- Task brief -
All lines featuring the string "subtitle" are to be listed.

+++

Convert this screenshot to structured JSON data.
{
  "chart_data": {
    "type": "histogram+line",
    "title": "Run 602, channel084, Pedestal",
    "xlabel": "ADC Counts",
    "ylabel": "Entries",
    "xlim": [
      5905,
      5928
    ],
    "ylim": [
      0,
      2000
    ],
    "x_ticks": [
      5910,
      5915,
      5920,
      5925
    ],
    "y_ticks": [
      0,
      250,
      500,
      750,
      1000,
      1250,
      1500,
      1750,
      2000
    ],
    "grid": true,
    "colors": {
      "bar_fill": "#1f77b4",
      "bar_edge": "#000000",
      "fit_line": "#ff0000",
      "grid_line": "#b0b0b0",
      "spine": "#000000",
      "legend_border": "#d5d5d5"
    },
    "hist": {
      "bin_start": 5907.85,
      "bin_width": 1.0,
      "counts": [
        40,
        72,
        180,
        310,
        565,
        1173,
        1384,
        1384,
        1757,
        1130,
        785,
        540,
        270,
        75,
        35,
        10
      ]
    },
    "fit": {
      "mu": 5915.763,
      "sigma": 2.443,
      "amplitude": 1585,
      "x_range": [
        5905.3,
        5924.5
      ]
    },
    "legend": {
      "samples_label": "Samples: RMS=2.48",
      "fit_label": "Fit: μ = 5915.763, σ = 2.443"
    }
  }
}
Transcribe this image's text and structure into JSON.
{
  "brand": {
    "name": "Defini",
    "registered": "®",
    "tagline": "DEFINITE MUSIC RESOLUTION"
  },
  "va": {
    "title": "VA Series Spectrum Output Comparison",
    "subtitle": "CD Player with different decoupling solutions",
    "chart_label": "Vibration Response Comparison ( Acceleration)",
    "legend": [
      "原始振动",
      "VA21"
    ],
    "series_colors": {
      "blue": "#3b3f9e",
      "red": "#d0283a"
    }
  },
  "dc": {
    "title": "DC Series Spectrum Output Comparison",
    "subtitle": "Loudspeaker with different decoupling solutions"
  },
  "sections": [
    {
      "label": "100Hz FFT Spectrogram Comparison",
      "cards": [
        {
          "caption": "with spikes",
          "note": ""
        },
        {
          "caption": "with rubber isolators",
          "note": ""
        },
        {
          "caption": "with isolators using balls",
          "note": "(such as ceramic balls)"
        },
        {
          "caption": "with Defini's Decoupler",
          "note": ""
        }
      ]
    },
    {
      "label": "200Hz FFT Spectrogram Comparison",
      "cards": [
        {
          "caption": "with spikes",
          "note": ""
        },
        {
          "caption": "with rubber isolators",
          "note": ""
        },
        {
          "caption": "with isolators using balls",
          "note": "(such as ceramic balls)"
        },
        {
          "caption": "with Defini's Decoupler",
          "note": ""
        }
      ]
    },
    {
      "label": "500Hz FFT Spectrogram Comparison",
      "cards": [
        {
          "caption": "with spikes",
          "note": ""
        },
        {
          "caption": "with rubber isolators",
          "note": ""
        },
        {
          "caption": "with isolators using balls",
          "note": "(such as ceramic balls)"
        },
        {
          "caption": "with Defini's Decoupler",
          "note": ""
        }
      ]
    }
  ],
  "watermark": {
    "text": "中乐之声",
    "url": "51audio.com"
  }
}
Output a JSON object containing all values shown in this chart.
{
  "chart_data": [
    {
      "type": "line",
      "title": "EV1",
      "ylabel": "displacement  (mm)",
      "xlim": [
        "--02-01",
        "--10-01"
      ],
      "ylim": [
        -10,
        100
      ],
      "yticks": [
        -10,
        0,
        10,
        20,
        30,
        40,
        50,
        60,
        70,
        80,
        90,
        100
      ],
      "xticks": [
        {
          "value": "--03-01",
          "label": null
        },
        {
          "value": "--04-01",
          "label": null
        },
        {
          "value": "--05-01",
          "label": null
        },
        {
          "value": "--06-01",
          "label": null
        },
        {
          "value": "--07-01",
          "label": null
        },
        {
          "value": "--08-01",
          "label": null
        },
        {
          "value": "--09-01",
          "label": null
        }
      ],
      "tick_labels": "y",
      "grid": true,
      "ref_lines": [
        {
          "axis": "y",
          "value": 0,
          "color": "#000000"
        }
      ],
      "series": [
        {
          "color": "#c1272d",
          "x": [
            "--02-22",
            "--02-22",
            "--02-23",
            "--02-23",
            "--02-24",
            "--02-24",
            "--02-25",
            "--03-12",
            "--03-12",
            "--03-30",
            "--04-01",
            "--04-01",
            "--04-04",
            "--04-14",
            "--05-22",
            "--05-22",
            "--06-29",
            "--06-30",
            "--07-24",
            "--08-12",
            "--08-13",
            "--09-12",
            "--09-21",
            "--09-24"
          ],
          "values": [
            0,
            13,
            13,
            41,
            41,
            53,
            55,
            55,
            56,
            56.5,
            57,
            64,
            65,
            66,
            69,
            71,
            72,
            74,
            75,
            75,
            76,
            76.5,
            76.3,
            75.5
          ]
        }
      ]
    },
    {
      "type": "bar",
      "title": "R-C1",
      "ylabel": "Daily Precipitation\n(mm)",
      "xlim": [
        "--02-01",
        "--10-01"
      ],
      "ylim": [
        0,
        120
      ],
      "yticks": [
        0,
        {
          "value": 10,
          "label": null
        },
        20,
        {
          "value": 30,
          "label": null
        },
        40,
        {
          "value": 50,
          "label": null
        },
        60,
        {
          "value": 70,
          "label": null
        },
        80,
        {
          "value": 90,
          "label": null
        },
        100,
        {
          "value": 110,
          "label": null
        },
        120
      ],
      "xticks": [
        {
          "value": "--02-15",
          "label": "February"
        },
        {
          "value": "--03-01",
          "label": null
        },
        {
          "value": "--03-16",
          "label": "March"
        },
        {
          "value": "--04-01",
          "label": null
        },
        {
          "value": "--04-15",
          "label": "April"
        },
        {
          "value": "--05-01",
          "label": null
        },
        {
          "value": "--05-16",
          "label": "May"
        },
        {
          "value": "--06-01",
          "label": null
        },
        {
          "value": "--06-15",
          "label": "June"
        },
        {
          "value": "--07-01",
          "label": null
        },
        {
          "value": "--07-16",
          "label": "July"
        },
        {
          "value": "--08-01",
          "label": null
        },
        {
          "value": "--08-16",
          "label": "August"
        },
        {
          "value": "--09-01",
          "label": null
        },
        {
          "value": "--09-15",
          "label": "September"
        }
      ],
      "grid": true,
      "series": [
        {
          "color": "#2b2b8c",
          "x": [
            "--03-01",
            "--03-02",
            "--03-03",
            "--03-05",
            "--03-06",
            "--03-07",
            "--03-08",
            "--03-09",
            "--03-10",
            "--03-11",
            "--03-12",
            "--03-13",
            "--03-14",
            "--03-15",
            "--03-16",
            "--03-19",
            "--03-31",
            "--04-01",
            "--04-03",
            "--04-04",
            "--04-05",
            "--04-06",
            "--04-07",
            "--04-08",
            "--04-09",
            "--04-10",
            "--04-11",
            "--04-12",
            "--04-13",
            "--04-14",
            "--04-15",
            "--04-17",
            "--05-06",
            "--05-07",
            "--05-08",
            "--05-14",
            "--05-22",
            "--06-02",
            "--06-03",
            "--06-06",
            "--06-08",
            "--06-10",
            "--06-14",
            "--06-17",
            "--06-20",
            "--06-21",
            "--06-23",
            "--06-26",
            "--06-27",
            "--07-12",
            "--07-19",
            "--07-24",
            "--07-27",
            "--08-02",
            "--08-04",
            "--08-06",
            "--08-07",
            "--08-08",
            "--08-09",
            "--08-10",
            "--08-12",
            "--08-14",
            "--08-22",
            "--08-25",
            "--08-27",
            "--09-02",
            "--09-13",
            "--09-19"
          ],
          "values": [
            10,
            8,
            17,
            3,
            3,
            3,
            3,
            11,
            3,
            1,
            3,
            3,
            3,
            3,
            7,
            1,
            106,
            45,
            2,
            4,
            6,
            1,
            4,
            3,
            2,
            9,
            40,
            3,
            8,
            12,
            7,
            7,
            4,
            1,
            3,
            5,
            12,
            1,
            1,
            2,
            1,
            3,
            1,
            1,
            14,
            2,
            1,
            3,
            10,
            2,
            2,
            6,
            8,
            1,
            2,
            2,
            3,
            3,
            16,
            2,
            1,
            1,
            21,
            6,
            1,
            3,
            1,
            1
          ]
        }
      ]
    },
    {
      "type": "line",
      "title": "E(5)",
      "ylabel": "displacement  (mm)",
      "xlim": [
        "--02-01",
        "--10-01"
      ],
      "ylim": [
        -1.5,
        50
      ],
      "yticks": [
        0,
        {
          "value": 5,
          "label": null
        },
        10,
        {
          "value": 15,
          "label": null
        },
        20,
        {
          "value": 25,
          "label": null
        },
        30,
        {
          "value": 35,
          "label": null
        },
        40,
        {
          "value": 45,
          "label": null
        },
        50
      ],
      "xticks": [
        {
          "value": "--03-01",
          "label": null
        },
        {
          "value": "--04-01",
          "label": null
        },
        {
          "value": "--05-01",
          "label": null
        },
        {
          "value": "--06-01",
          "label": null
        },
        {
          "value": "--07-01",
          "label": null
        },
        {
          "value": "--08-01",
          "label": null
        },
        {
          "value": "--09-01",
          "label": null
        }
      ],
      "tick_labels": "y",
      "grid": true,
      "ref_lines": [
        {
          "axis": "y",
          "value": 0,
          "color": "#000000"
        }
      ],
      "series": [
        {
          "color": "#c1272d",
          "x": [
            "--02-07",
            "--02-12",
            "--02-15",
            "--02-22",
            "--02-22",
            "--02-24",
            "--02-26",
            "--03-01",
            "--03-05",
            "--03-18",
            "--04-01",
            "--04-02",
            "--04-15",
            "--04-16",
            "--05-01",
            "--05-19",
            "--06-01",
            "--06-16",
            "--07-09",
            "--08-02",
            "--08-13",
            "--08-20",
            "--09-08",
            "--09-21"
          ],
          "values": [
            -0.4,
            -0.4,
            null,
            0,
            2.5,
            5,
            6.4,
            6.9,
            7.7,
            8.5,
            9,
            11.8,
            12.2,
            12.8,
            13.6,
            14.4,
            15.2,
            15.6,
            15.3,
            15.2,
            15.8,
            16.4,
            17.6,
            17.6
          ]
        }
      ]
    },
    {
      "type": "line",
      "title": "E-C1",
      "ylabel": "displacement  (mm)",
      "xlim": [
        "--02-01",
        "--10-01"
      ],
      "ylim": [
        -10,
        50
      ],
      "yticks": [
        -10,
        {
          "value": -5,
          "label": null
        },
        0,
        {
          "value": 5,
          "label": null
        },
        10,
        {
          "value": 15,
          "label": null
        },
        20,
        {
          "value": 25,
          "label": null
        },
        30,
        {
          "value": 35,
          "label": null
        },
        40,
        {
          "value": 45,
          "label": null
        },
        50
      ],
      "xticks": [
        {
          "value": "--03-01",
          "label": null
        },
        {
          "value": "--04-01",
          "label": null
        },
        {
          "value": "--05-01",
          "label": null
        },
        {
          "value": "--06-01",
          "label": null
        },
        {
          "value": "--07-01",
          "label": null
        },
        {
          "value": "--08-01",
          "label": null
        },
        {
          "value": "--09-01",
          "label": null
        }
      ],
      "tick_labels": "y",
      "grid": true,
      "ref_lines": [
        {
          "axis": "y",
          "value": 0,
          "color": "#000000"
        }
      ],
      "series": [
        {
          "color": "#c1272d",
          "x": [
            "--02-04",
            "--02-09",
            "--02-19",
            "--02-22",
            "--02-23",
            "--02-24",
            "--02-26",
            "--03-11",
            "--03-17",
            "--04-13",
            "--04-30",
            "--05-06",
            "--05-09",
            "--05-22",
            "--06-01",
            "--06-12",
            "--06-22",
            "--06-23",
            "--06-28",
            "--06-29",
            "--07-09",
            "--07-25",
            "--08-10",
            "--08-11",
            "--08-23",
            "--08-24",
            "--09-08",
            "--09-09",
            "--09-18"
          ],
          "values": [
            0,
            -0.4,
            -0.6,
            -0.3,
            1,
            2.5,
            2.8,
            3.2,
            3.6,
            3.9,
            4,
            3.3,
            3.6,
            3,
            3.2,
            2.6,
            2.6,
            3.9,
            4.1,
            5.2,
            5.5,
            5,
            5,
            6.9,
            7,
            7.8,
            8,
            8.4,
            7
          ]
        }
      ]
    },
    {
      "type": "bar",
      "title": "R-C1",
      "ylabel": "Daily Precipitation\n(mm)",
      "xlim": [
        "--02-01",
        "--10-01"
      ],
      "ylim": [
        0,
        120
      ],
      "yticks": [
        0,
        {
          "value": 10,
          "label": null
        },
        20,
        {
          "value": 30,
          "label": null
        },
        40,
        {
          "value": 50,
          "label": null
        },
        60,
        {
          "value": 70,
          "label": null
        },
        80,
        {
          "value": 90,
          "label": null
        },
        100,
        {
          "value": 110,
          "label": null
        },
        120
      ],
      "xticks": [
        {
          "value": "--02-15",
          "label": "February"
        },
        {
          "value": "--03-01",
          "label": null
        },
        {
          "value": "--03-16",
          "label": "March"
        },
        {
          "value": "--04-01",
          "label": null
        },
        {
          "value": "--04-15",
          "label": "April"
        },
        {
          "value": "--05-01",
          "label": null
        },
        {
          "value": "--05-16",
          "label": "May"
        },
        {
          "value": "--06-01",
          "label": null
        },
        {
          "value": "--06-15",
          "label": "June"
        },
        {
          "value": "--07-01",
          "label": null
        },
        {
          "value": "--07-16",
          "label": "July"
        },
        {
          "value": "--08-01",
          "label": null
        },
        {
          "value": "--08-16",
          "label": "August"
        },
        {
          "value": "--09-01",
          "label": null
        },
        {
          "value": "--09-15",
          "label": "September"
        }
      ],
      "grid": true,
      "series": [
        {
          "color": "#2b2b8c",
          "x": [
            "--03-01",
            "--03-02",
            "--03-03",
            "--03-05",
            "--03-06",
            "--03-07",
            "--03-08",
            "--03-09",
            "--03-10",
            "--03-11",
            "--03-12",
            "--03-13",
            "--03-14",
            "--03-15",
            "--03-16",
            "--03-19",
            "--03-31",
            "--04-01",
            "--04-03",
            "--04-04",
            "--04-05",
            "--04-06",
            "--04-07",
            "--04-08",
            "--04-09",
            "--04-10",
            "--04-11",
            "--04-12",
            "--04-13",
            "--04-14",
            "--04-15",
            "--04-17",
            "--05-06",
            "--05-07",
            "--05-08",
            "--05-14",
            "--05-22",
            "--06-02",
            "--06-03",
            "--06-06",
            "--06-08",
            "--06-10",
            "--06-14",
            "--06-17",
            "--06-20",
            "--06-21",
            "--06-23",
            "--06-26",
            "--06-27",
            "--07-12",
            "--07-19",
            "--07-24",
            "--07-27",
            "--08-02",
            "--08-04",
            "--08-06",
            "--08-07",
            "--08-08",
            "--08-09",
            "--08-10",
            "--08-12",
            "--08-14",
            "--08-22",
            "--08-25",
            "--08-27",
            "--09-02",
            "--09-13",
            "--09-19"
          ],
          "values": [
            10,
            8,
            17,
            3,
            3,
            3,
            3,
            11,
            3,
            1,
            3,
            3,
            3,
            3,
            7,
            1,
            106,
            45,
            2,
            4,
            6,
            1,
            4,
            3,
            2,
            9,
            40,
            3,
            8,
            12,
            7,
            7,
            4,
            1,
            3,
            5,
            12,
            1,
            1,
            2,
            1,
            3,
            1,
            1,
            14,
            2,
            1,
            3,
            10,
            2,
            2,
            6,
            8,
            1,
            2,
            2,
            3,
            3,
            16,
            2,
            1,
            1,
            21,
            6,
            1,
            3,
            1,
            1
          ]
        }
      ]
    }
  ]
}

+++

- Result for this task -
    "subtitle": "CD Player with different decoupling solutions",
    "subtitle": "Loudspeaker with different decoupling solutions"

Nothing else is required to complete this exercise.